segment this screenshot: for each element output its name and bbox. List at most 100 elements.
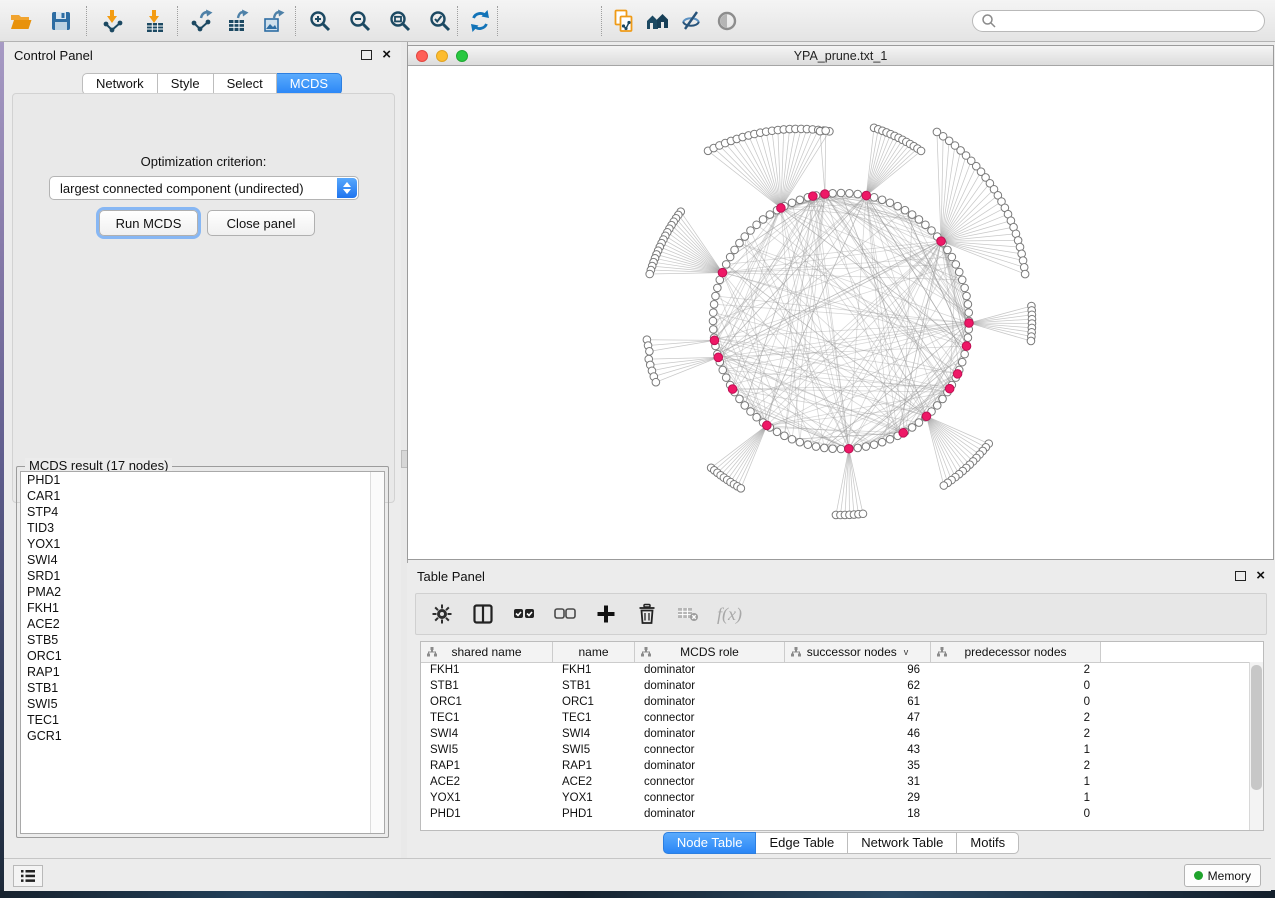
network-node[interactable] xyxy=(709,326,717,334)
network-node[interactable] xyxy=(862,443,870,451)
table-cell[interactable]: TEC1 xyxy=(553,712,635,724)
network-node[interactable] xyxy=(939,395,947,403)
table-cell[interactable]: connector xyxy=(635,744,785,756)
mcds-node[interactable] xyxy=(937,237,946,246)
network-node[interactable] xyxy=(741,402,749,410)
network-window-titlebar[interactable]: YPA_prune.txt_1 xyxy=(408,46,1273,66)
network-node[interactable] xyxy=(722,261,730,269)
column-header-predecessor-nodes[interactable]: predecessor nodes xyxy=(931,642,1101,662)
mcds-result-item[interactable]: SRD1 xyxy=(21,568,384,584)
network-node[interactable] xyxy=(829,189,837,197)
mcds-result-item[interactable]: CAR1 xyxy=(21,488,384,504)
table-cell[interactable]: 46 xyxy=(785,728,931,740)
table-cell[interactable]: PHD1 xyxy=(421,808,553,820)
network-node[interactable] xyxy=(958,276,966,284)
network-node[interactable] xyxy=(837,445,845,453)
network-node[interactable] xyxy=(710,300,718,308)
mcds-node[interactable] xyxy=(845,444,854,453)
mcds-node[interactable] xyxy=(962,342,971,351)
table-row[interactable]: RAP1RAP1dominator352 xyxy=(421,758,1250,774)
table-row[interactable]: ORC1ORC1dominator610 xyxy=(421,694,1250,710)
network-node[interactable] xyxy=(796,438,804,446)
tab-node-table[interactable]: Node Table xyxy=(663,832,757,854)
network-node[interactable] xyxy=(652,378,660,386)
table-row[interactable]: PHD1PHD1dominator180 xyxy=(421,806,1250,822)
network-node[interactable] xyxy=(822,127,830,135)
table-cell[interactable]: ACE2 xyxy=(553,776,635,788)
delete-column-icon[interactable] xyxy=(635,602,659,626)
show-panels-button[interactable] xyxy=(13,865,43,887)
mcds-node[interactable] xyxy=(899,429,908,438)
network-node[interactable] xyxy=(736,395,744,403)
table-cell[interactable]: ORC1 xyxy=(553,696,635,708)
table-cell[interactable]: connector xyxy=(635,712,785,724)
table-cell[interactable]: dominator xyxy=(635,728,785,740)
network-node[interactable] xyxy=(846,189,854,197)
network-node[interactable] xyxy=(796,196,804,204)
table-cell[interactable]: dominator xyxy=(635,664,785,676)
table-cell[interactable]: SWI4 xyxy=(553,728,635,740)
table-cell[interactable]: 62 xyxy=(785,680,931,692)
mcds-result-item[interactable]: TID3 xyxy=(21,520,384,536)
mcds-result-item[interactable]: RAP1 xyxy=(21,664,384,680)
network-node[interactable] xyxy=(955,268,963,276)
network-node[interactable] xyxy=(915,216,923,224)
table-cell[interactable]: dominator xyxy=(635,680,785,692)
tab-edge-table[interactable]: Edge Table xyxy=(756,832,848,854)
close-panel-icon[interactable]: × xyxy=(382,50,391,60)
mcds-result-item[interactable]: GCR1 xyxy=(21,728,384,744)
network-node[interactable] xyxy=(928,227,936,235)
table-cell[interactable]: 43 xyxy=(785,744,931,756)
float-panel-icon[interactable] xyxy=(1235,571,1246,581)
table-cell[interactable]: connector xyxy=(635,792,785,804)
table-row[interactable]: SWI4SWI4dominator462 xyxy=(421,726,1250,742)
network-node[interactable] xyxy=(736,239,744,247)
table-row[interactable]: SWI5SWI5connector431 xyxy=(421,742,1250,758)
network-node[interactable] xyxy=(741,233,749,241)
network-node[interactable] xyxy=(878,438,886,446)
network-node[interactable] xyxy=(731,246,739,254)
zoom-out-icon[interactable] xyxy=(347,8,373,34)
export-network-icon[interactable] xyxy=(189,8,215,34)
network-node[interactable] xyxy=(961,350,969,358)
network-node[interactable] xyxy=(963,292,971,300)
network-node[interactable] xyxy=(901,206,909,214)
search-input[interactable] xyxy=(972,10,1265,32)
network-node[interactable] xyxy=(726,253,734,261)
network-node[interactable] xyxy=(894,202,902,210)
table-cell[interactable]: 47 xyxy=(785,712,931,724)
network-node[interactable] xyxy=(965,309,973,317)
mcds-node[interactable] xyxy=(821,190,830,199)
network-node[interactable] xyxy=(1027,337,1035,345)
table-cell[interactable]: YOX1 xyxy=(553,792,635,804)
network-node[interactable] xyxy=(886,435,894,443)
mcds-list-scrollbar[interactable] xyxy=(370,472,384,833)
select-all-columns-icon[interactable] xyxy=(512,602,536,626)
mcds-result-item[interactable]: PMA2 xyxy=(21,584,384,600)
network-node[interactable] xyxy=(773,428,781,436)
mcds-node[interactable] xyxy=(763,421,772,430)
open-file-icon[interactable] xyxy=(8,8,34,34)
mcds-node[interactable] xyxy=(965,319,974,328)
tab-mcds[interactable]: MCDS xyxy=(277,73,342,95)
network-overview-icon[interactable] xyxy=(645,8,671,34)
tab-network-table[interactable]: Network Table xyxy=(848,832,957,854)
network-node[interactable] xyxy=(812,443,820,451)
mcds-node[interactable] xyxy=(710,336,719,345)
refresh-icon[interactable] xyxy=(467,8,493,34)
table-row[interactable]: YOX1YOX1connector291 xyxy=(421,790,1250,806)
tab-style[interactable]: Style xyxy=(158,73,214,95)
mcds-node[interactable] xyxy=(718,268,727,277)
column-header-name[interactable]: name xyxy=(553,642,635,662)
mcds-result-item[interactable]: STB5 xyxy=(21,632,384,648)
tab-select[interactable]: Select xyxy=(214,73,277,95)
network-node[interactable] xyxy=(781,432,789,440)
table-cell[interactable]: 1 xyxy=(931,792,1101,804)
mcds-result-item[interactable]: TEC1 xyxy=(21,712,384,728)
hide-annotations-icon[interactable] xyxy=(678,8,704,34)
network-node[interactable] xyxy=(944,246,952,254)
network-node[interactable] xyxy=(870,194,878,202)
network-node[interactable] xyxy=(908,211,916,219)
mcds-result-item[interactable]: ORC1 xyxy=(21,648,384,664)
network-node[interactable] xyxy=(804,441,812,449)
# # # # # # #
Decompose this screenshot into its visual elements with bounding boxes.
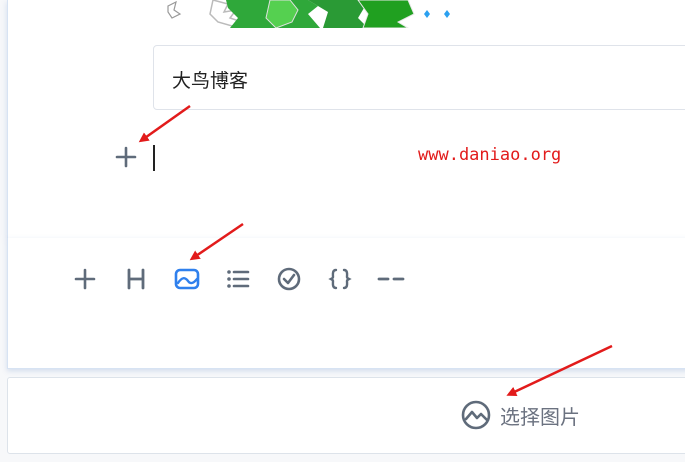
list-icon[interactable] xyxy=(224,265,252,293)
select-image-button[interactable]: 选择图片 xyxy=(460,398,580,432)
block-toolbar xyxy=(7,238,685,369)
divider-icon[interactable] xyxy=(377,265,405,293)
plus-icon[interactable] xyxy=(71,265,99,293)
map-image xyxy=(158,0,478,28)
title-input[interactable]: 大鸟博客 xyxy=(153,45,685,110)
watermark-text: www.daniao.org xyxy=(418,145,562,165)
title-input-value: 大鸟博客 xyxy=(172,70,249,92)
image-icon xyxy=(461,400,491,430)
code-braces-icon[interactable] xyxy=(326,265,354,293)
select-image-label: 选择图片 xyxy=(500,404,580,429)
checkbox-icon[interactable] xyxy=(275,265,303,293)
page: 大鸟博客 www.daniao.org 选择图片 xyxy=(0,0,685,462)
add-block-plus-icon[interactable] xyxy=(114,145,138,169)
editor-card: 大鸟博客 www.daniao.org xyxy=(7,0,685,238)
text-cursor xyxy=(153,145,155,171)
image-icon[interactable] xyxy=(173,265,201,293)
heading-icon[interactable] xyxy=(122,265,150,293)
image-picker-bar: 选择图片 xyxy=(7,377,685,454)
# # # # # # #
• [GOAL]:
Transcribe every line of the listing from the line with "Decompose this screenshot" to the line with "image-picker-bar: 选择图片 xyxy=(7,377,685,454)", both included, without changing a character. Leave the picture out of your answer.

• [EXERCISE RESPONSE]:
Decompose this screenshot into its visual elements with bounding boxes.
list-icon[interactable] xyxy=(224,265,252,293)
select-image-button[interactable]: 选择图片 xyxy=(460,398,580,432)
block-toolbar xyxy=(7,238,685,369)
divider-icon[interactable] xyxy=(377,265,405,293)
plus-icon[interactable] xyxy=(71,265,99,293)
map-image xyxy=(158,0,478,28)
title-input[interactable]: 大鸟博客 xyxy=(153,45,685,110)
watermark-text: www.daniao.org xyxy=(418,145,562,165)
title-input-value: 大鸟博客 xyxy=(172,70,249,92)
image-icon xyxy=(461,400,491,430)
code-braces-icon[interactable] xyxy=(326,265,354,293)
select-image-label: 选择图片 xyxy=(500,404,580,429)
checkbox-icon[interactable] xyxy=(275,265,303,293)
page: 大鸟博客 www.daniao.org 选择图片 xyxy=(0,0,685,462)
add-block-plus-icon[interactable] xyxy=(114,145,138,169)
editor-card: 大鸟博客 www.daniao.org xyxy=(7,0,685,238)
text-cursor xyxy=(153,145,155,171)
image-icon[interactable] xyxy=(173,265,201,293)
heading-icon[interactable] xyxy=(122,265,150,293)
image-picker-bar: 选择图片 xyxy=(7,377,685,454)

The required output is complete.